Entries with figure data
* * * *

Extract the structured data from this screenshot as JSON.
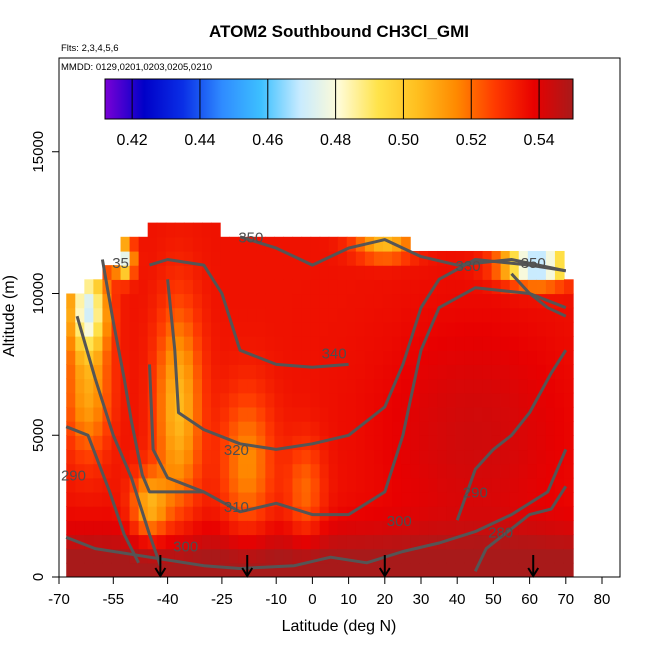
{
  "title": "ATOM2 Southbound CH3Cl_GMI",
  "flights_label": "Flts: 2,3,4,5,6",
  "dates_label": "MMDD: 0129,0201,0203,0205,0210",
  "colors": {
    "colormap": [
      "#7a00d6",
      "#0000c8",
      "#0a2fe6",
      "#2f8bff",
      "#3dc0ff",
      "#c8ebff",
      "#fffbd6",
      "#ffe34a",
      "#ffbf1f",
      "#ff8a00",
      "#ff3a00",
      "#e80000",
      "#a81a1a"
    ],
    "contour": "#555555",
    "background_fill": "#ff2a00"
  },
  "chart_data": {
    "type": "heatmap",
    "title": "ATOM2 Southbound CH3Cl_GMI",
    "xlabel": "Latitude (deg N)",
    "ylabel": "Altitude (m)",
    "xlim": [
      -70,
      85
    ],
    "ylim": [
      0,
      17500
    ],
    "x_ticks": [
      -70,
      -55,
      -40,
      -25,
      -10,
      0,
      10,
      20,
      30,
      40,
      50,
      60,
      70,
      80
    ],
    "x_tick_labels": [
      "-70",
      "-55",
      "-40",
      "-25",
      "-10",
      "0",
      "10",
      "20",
      "30",
      "40",
      "50",
      "60",
      "70",
      "80"
    ],
    "y_ticks": [
      0,
      5000,
      10000,
      15000
    ],
    "y_tick_labels": [
      "0",
      "5000",
      "10000",
      "15000"
    ],
    "colorbar": {
      "range": [
        0.412,
        0.55
      ],
      "ticks": [
        0.42,
        0.44,
        0.46,
        0.48,
        0.5,
        0.52,
        0.54
      ],
      "tick_labels": [
        "0.42",
        "0.44",
        "0.46",
        "0.48",
        "0.50",
        "0.52",
        "0.54"
      ]
    },
    "contour_labels": [
      {
        "text": "350",
        "lat": -17,
        "alt": 11800
      },
      {
        "text": "350",
        "lat": 61,
        "alt": 10900
      },
      {
        "text": "330",
        "lat": 43,
        "alt": 10800
      },
      {
        "text": "340",
        "lat": 6,
        "alt": 7700
      },
      {
        "text": "320",
        "lat": -21,
        "alt": 4300
      },
      {
        "text": "310",
        "lat": -21,
        "alt": 2300
      },
      {
        "text": "300",
        "lat": -35,
        "alt": 900
      },
      {
        "text": "300",
        "lat": 24,
        "alt": 1800
      },
      {
        "text": "290",
        "lat": -66,
        "alt": 3400
      },
      {
        "text": "290",
        "lat": 45,
        "alt": 2800
      },
      {
        "text": "280",
        "lat": 52,
        "alt": 1400
      },
      {
        "text": "35",
        "lat": -53,
        "alt": 10900
      }
    ],
    "flight_markers_lat": [
      -42,
      -18,
      20,
      61
    ],
    "grid": false,
    "legend": "none"
  }
}
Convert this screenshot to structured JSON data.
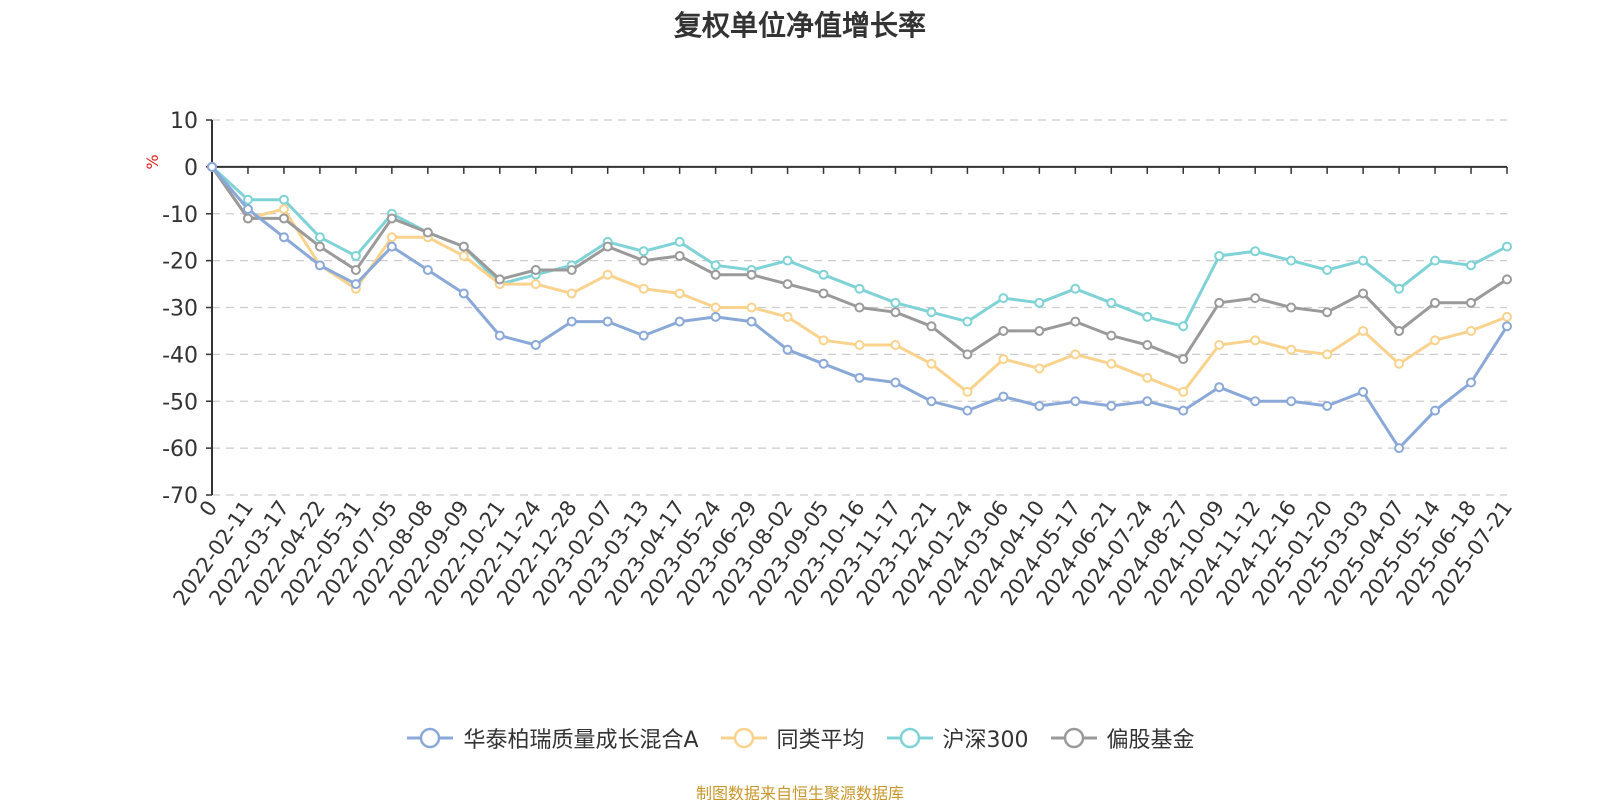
{
  "title": "复权单位净值增长率",
  "source_text": "制图数据来自恒生聚源数据库",
  "source_color": "#c8962a",
  "chart_data": {
    "type": "line",
    "title": "复权单位净值增长率",
    "ylabel": "%",
    "ylim": [
      -70,
      10
    ],
    "yticks": [
      10,
      0,
      -10,
      -20,
      -30,
      -40,
      -50,
      -60,
      -70
    ],
    "x": [
      "0",
      "2022-02-11",
      "2022-03-17",
      "2022-04-22",
      "2022-05-31",
      "2022-07-05",
      "2022-08-08",
      "2022-09-09",
      "2022-10-21",
      "2022-11-24",
      "2022-12-28",
      "2023-02-07",
      "2023-03-13",
      "2023-04-17",
      "2023-05-24",
      "2023-06-29",
      "2023-08-02",
      "2023-09-05",
      "2023-10-16",
      "2023-11-17",
      "2023-12-21",
      "2024-01-24",
      "2024-03-06",
      "2024-04-10",
      "2024-05-17",
      "2024-06-21",
      "2024-07-24",
      "2024-08-27",
      "2024-10-09",
      "2024-11-12",
      "2024-12-16",
      "2025-01-20",
      "2025-03-03",
      "2025-04-07",
      "2025-05-14",
      "2025-06-18",
      "2025-07-21"
    ],
    "grid": true,
    "legend_position": "bottom",
    "series": [
      {
        "name": "华泰柏瑞质量成长混合A",
        "color": "#8aa9d8",
        "values": [
          0,
          -9,
          -15,
          -21,
          -25,
          -17,
          -22,
          -27,
          -36,
          -38,
          -33,
          -33,
          -36,
          -33,
          -32,
          -33,
          -39,
          -42,
          -45,
          -46,
          -50,
          -52,
          -49,
          -51,
          -50,
          -51,
          -50,
          -52,
          -47,
          -50,
          -50,
          -51,
          -48,
          -60,
          -52,
          -46,
          -34
        ]
      },
      {
        "name": "同类平均",
        "color": "#f9d38e",
        "values": [
          0,
          -11,
          -9,
          -21,
          -26,
          -15,
          -15,
          -19,
          -25,
          -25,
          -27,
          -23,
          -26,
          -27,
          -30,
          -30,
          -32,
          -37,
          -38,
          -38,
          -42,
          -48,
          -41,
          -43,
          -40,
          -42,
          -45,
          -48,
          -38,
          -37,
          -39,
          -40,
          -35,
          -42,
          -37,
          -35,
          -32
        ]
      },
      {
        "name": "沪深300",
        "color": "#7fd3d6",
        "values": [
          0,
          -7,
          -7,
          -15,
          -19,
          -10,
          -14,
          -17,
          -25,
          -23,
          -21,
          -16,
          -18,
          -16,
          -21,
          -22,
          -20,
          -23,
          -26,
          -29,
          -31,
          -33,
          -28,
          -29,
          -26,
          -29,
          -32,
          -34,
          -19,
          -18,
          -20,
          -22,
          -20,
          -26,
          -20,
          -21,
          -17
        ]
      },
      {
        "name": "偏股基金",
        "color": "#9a9a9a",
        "values": [
          0,
          -11,
          -11,
          -17,
          -22,
          -11,
          -14,
          -17,
          -24,
          -22,
          -22,
          -17,
          -20,
          -19,
          -23,
          -23,
          -25,
          -27,
          -30,
          -31,
          -34,
          -40,
          -35,
          -35,
          -33,
          -36,
          -38,
          -41,
          -29,
          -28,
          -30,
          -31,
          -27,
          -35,
          -29,
          -29,
          -24
        ]
      }
    ]
  }
}
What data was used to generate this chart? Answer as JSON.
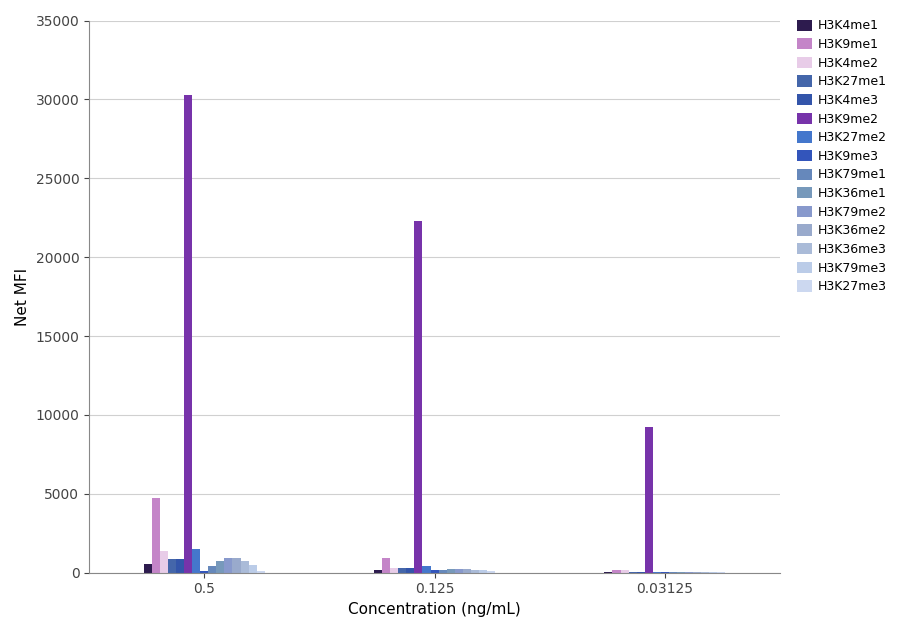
{
  "title": "",
  "xlabel": "Concentration (ng/mL)",
  "ylabel": "Net MFI",
  "concentrations": [
    "0.5",
    "0.125",
    "0.03125"
  ],
  "series": [
    {
      "label": "H3K4me1",
      "color": "#2d1b4e",
      "values": [
        580,
        180,
        50
      ]
    },
    {
      "label": "H3K9me1",
      "color": "#c485c8",
      "values": [
        4750,
        950,
        200
      ]
    },
    {
      "label": "H3K4me2",
      "color": "#e8cce8",
      "values": [
        1350,
        330,
        150
      ]
    },
    {
      "label": "H3K27me1",
      "color": "#4466aa",
      "values": [
        850,
        280,
        60
      ]
    },
    {
      "label": "H3K4me3",
      "color": "#3355aa",
      "values": [
        850,
        280,
        60
      ]
    },
    {
      "label": "H3K9me2",
      "color": "#7733aa",
      "values": [
        30300,
        22300,
        9250
      ]
    },
    {
      "label": "H3K27me2",
      "color": "#4477cc",
      "values": [
        1500,
        450,
        70
      ]
    },
    {
      "label": "H3K9me3",
      "color": "#3355bb",
      "values": [
        130,
        150,
        40
      ]
    },
    {
      "label": "H3K79me1",
      "color": "#6688bb",
      "values": [
        450,
        180,
        50
      ]
    },
    {
      "label": "H3K36me1",
      "color": "#7799bb",
      "values": [
        750,
        230,
        60
      ]
    },
    {
      "label": "H3K79me2",
      "color": "#8899cc",
      "values": [
        950,
        250,
        60
      ]
    },
    {
      "label": "H3K36me2",
      "color": "#99aacc",
      "values": [
        950,
        230,
        60
      ]
    },
    {
      "label": "H3K36me3",
      "color": "#aabbd8",
      "values": [
        750,
        200,
        50
      ]
    },
    {
      "label": "H3K79me3",
      "color": "#bbcce8",
      "values": [
        500,
        170,
        50
      ]
    },
    {
      "label": "H3K27me3",
      "color": "#ccd8f0",
      "values": [
        130,
        100,
        40
      ]
    }
  ],
  "ylim": [
    0,
    35000
  ],
  "yticks": [
    0,
    5000,
    10000,
    15000,
    20000,
    25000,
    30000,
    35000
  ],
  "figsize": [
    9.06,
    6.32
  ],
  "dpi": 100,
  "bg_color": "#ffffff",
  "grid_color": "#d0d0d0"
}
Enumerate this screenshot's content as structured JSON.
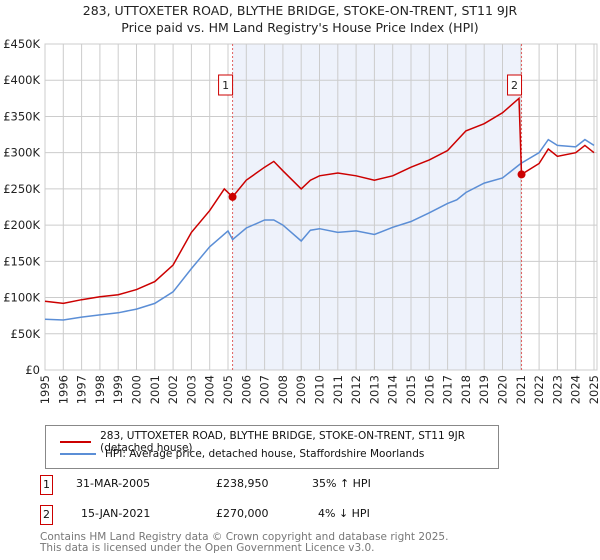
{
  "chart_data": {
    "type": "line",
    "title": "283, UTTOXETER ROAD, BLYTHE BRIDGE, STOKE-ON-TRENT, ST11 9JR",
    "subtitle": "Price paid vs. HM Land Registry's House Price Index (HPI)",
    "xlim": [
      1995,
      2025
    ],
    "ylim": [
      0,
      450000
    ],
    "x_ticks": [
      "1995",
      "1996",
      "1997",
      "1998",
      "1999",
      "2000",
      "2001",
      "2002",
      "2003",
      "2004",
      "2005",
      "2006",
      "2007",
      "2008",
      "2009",
      "2010",
      "2011",
      "2012",
      "2013",
      "2014",
      "2015",
      "2016",
      "2017",
      "2018",
      "2019",
      "2020",
      "2021",
      "2022",
      "2023",
      "2024",
      "2025"
    ],
    "y_ticks": [
      {
        "v": 0,
        "label": "£0"
      },
      {
        "v": 50000,
        "label": "£50K"
      },
      {
        "v": 100000,
        "label": "£100K"
      },
      {
        "v": 150000,
        "label": "£150K"
      },
      {
        "v": 200000,
        "label": "£200K"
      },
      {
        "v": 250000,
        "label": "£250K"
      },
      {
        "v": 300000,
        "label": "£300K"
      },
      {
        "v": 350000,
        "label": "£350K"
      },
      {
        "v": 400000,
        "label": "£400K"
      },
      {
        "v": 450000,
        "label": "£450K"
      }
    ],
    "grid": true,
    "shaded_range": [
      2005.25,
      2021.04
    ],
    "series": [
      {
        "name": "283, UTTOXETER ROAD, BLYTHE BRIDGE, STOKE-ON-TRENT, ST11 9JR (detached house)",
        "color": "#cc0000",
        "x": [
          1995,
          1996,
          1997,
          1998,
          1999,
          2000,
          2001,
          2002,
          2003,
          2004,
          2004.8,
          2005.25,
          2006,
          2007,
          2007.5,
          2008,
          2009,
          2009.5,
          2010,
          2011,
          2012,
          2013,
          2014,
          2015,
          2016,
          2017,
          2018,
          2019,
          2020,
          2020.9,
          2021.04,
          2022,
          2022.5,
          2023,
          2024,
          2024.5,
          2025
        ],
        "y": [
          95000,
          92000,
          97000,
          101000,
          104000,
          111000,
          122000,
          145000,
          190000,
          220000,
          250000,
          238950,
          262000,
          280000,
          288000,
          275000,
          250000,
          262000,
          268000,
          272000,
          268000,
          262000,
          268000,
          280000,
          290000,
          303000,
          330000,
          340000,
          355000,
          375000,
          270000,
          285000,
          305000,
          295000,
          300000,
          310000,
          300000
        ]
      },
      {
        "name": "HPI: Average price, detached house, Staffordshire Moorlands",
        "color": "#5b8ed6",
        "x": [
          1995,
          1996,
          1997,
          1998,
          1999,
          2000,
          2001,
          2002,
          2003,
          2004,
          2005,
          2005.25,
          2006,
          2007,
          2007.5,
          2008,
          2009,
          2009.5,
          2010,
          2011,
          2012,
          2013,
          2014,
          2015,
          2016,
          2017,
          2017.5,
          2018,
          2019,
          2020,
          2021,
          2022,
          2022.5,
          2023,
          2024,
          2024.5,
          2025
        ],
        "y": [
          70000,
          69000,
          73000,
          76000,
          79000,
          84000,
          92000,
          108000,
          140000,
          170000,
          192000,
          180000,
          196000,
          207000,
          207000,
          200000,
          178000,
          193000,
          195000,
          190000,
          192000,
          187000,
          197000,
          205000,
          217000,
          230000,
          235000,
          245000,
          258000,
          265000,
          285000,
          300000,
          318000,
          310000,
          308000,
          318000,
          310000
        ]
      }
    ],
    "annotations": [
      {
        "label": "1",
        "x": 2005.25,
        "y": 238950
      },
      {
        "label": "2",
        "x": 2021.04,
        "y": 270000
      }
    ]
  },
  "legend": {
    "property": "283, UTTOXETER ROAD, BLYTHE BRIDGE, STOKE-ON-TRENT, ST11 9JR (detached house)",
    "hpi": "HPI: Average price, detached house, Staffordshire Moorlands"
  },
  "transactions": [
    {
      "num": "1",
      "date": "31-MAR-2005",
      "price": "£238,950",
      "hpi": "35% ↑ HPI"
    },
    {
      "num": "2",
      "date": "15-JAN-2021",
      "price": "£270,000",
      "hpi": "4% ↓ HPI"
    }
  ],
  "footer": {
    "line1": "Contains HM Land Registry data © Crown copyright and database right 2025.",
    "line2": "This data is licensed under the Open Government Licence v3.0."
  }
}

* * * *

Extract all lines of the records above that include "detached".

        "name": "283, UTTOXETER ROAD, BLYTHE BRIDGE, STOKE-ON-TRENT, ST11 9JR (detached house)",
        "name": "HPI: Average price, detached house, Staffordshire Moorlands",
    "property": "283, UTTOXETER ROAD, BLYTHE BRIDGE, STOKE-ON-TRENT, ST11 9JR (detached house)",
    "hpi": "HPI: Average price, detached house, Staffordshire Moorlands"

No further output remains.